Each line that includes the string "Instituto" counts once; give the total and nothing else.

[Items from a data source]
□ □ □

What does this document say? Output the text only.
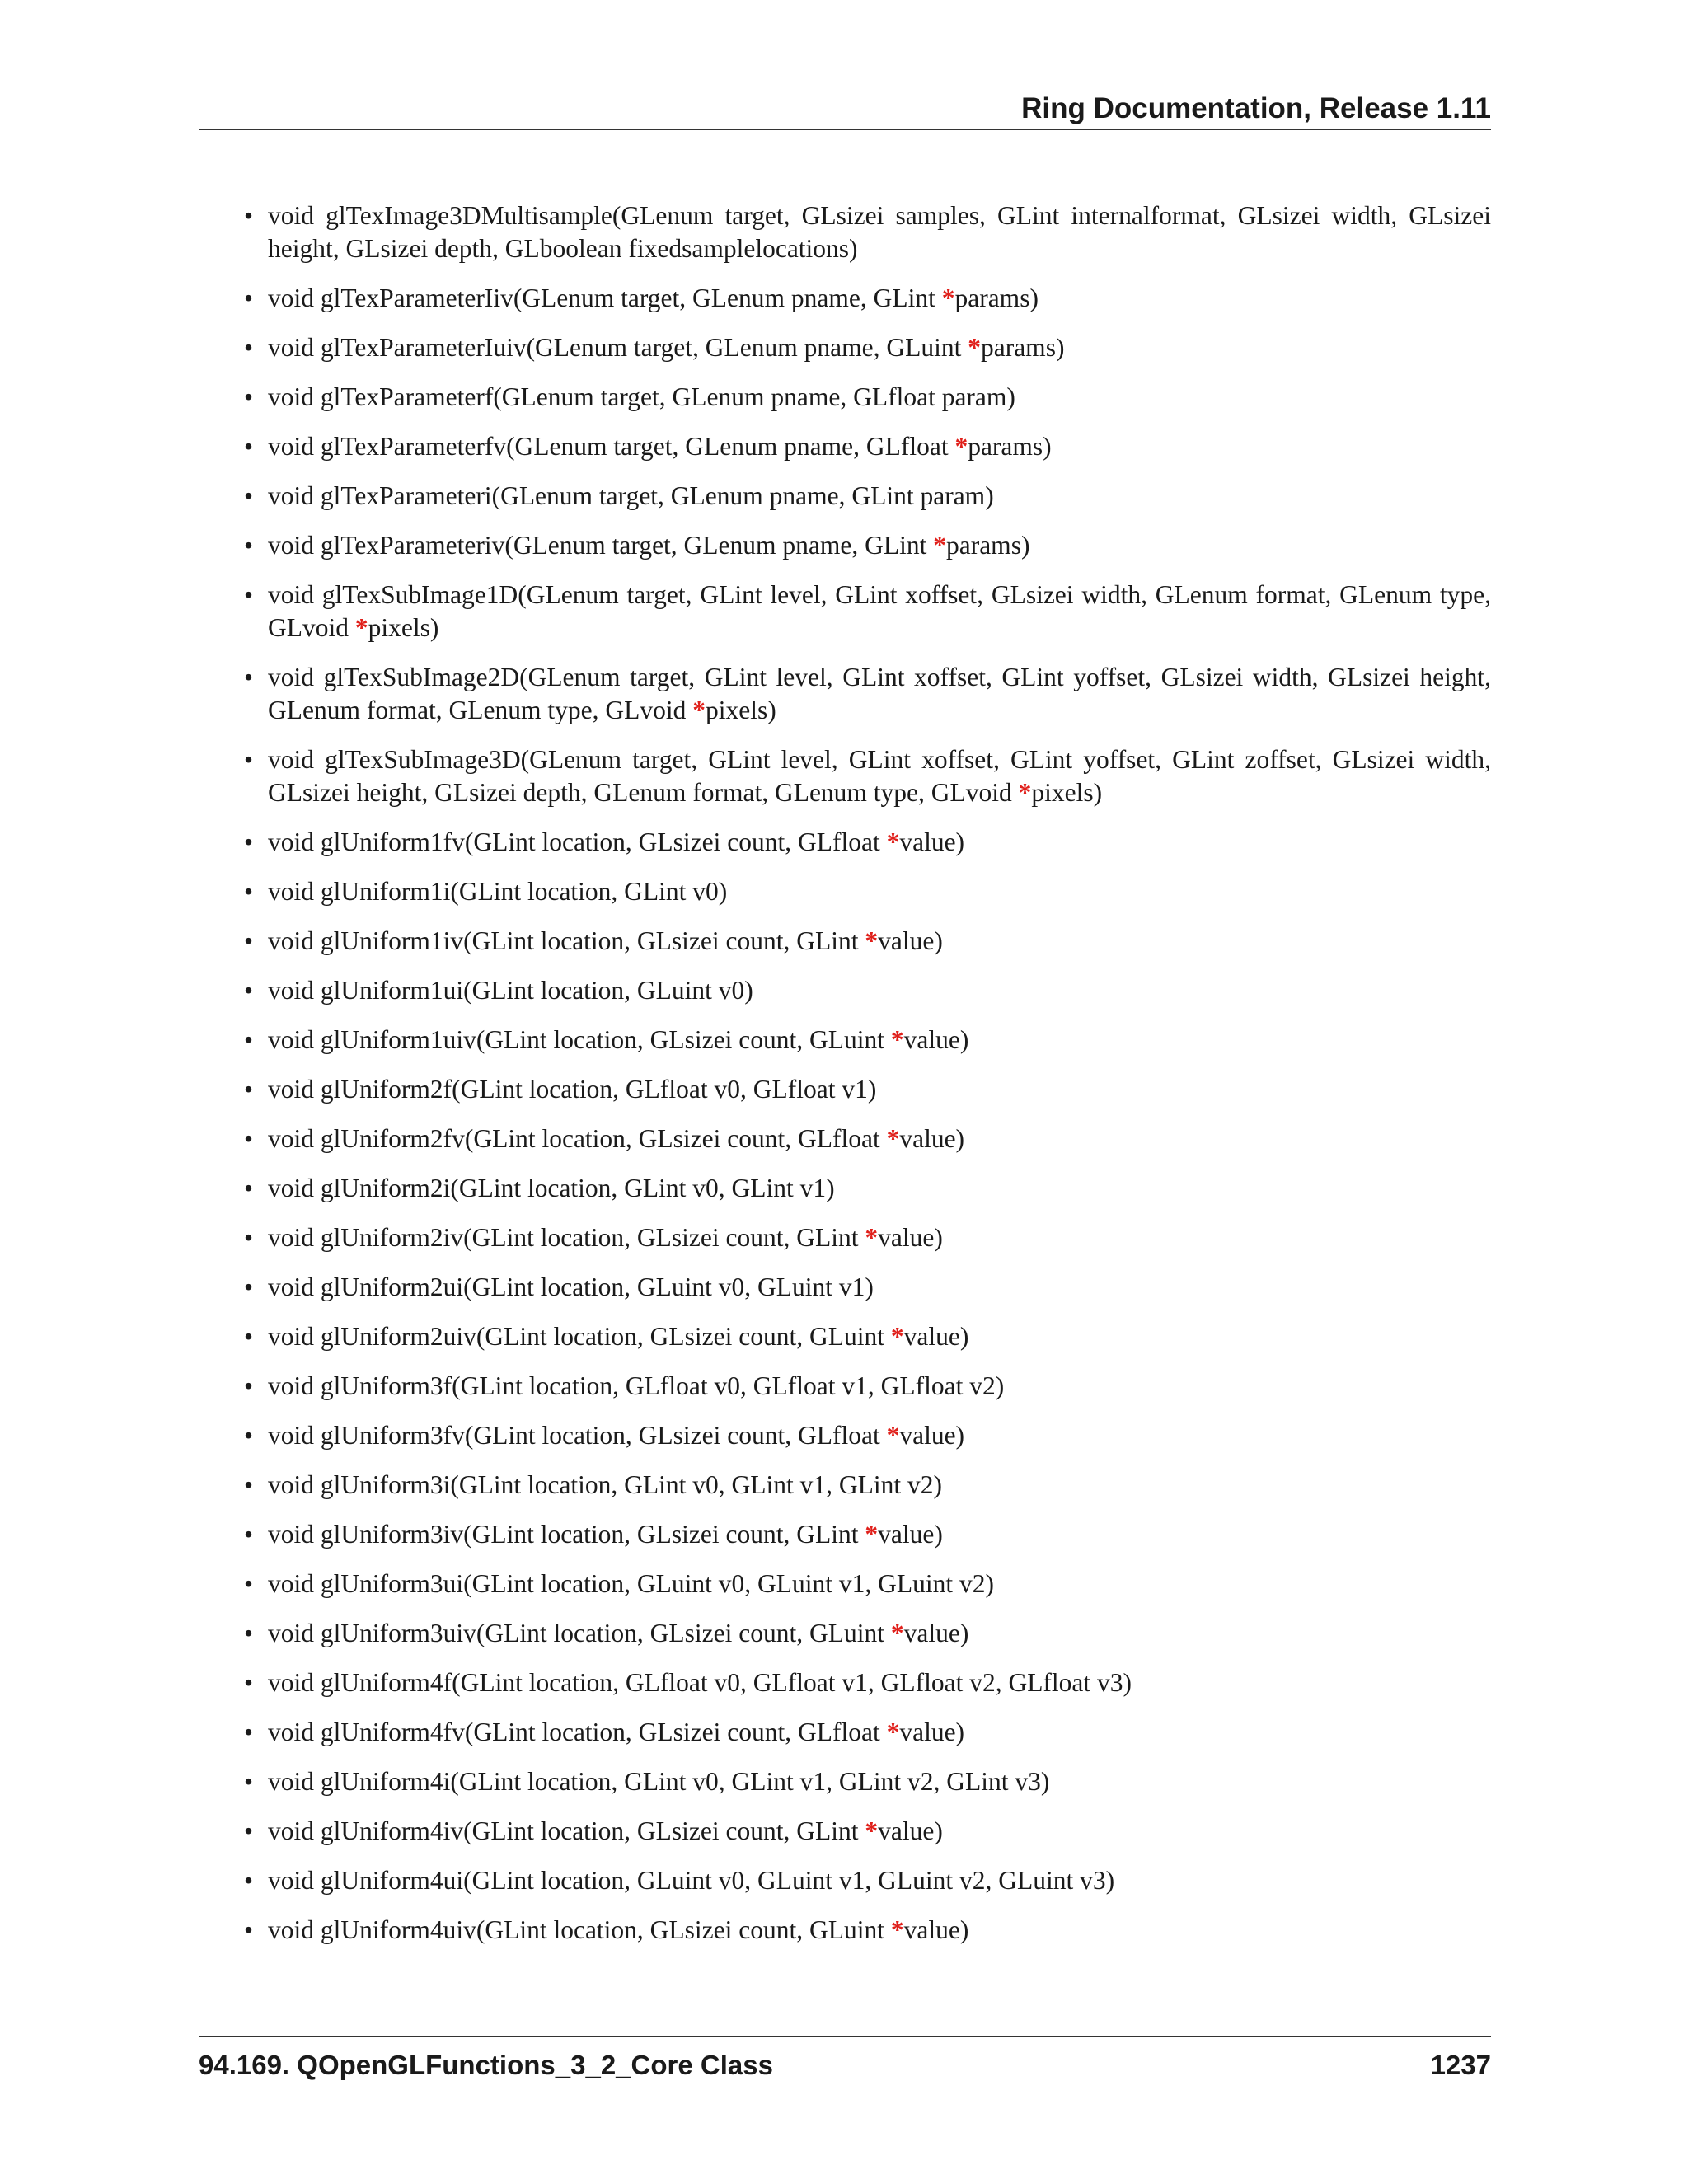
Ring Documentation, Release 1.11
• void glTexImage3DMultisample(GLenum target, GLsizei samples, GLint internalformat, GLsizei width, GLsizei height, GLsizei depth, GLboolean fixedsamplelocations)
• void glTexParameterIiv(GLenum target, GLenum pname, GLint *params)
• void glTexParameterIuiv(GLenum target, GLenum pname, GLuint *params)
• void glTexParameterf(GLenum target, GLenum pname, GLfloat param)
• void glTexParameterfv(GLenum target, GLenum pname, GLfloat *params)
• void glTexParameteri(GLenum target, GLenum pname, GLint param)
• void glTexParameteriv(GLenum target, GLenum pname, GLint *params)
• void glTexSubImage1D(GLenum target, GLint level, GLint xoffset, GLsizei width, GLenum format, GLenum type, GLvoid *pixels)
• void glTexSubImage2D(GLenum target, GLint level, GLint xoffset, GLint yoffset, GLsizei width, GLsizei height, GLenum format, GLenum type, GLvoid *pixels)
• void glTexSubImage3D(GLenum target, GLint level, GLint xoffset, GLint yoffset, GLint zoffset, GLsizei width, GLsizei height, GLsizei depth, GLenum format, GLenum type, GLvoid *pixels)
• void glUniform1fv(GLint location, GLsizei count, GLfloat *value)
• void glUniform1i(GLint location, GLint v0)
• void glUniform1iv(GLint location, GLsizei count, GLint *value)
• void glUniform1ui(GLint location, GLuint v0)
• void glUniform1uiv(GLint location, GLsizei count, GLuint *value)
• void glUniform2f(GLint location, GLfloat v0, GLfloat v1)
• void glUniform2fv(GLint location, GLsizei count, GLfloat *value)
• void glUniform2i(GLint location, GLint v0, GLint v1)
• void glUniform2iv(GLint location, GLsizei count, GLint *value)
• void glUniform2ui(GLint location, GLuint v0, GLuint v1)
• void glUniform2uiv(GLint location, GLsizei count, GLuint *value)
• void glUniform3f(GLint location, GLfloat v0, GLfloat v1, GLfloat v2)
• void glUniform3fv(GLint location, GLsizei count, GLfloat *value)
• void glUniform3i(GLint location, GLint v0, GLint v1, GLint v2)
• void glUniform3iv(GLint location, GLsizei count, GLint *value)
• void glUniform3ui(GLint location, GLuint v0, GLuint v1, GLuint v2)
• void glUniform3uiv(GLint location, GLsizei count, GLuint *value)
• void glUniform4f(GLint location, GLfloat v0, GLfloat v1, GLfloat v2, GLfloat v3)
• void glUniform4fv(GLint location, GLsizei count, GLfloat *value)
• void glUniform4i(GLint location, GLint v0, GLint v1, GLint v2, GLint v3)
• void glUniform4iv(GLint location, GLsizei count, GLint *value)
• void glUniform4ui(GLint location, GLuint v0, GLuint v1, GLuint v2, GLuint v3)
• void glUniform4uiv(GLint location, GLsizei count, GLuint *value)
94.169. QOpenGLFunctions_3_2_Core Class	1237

□ □ □

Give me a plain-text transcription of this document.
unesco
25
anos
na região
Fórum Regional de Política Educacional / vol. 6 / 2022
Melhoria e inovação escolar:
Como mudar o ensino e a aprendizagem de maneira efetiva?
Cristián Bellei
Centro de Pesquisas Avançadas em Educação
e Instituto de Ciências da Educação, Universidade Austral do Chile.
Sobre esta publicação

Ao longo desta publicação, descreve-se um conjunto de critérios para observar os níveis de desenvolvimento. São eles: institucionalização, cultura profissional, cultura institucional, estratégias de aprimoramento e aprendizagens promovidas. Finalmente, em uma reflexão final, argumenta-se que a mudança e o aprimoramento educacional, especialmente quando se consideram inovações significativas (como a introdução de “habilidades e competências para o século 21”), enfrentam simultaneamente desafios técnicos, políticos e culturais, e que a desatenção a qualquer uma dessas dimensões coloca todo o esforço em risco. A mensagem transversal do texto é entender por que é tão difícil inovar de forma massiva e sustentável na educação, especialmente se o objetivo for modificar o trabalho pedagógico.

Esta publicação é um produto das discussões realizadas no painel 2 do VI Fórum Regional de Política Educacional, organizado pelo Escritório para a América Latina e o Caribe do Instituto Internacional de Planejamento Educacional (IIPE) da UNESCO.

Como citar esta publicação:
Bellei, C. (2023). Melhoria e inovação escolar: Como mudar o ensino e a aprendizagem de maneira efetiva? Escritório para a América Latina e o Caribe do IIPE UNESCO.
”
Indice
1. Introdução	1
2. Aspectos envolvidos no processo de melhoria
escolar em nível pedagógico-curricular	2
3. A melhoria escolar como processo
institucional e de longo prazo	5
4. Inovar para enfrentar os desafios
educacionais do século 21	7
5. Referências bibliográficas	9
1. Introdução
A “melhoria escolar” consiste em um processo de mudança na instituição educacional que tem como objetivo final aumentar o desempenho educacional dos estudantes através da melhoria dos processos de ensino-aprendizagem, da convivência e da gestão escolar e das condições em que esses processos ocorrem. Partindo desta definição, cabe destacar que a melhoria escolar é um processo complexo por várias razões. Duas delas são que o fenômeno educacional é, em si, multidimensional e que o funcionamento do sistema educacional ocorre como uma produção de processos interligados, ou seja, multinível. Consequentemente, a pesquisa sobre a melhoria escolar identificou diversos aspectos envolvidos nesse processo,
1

□ □ □

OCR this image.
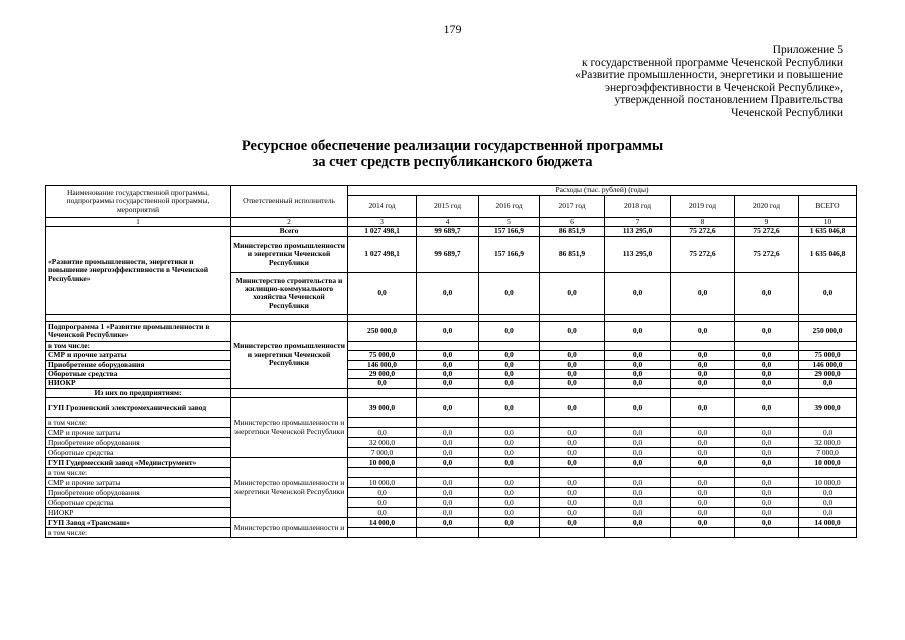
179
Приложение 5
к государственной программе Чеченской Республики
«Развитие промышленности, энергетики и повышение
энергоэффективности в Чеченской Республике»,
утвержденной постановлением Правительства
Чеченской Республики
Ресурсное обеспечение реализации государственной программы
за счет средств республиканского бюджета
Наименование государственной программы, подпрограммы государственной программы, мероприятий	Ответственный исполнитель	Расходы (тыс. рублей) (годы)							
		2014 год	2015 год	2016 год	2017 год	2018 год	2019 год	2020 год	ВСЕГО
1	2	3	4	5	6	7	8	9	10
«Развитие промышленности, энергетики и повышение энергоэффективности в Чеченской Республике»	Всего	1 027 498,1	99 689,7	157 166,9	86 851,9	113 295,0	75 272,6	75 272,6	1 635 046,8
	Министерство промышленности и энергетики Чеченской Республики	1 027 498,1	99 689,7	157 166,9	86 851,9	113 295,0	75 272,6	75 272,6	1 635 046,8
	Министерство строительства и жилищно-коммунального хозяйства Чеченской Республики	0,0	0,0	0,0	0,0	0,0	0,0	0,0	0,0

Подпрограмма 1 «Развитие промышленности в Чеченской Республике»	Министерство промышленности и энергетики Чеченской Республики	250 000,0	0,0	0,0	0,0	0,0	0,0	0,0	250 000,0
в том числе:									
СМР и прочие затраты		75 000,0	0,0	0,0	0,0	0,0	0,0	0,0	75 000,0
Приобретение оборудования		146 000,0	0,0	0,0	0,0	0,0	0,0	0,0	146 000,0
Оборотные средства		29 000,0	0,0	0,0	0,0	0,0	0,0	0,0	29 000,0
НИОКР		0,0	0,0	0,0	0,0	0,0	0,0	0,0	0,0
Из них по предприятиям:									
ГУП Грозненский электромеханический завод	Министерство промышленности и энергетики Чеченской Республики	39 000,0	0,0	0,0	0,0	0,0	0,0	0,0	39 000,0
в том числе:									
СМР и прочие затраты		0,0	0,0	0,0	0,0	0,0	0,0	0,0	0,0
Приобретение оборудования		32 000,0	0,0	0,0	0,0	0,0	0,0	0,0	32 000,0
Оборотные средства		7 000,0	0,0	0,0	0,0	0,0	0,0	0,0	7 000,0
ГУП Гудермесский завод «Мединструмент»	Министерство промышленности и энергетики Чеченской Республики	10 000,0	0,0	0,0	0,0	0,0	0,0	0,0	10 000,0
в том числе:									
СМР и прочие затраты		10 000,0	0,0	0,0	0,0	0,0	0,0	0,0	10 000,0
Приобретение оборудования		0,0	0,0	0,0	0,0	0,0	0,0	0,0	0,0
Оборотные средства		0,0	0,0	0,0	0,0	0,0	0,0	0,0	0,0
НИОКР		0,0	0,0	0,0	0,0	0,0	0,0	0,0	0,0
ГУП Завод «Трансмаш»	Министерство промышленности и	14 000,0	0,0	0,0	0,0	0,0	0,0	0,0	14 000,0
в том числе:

□ □ □

● Solution: 2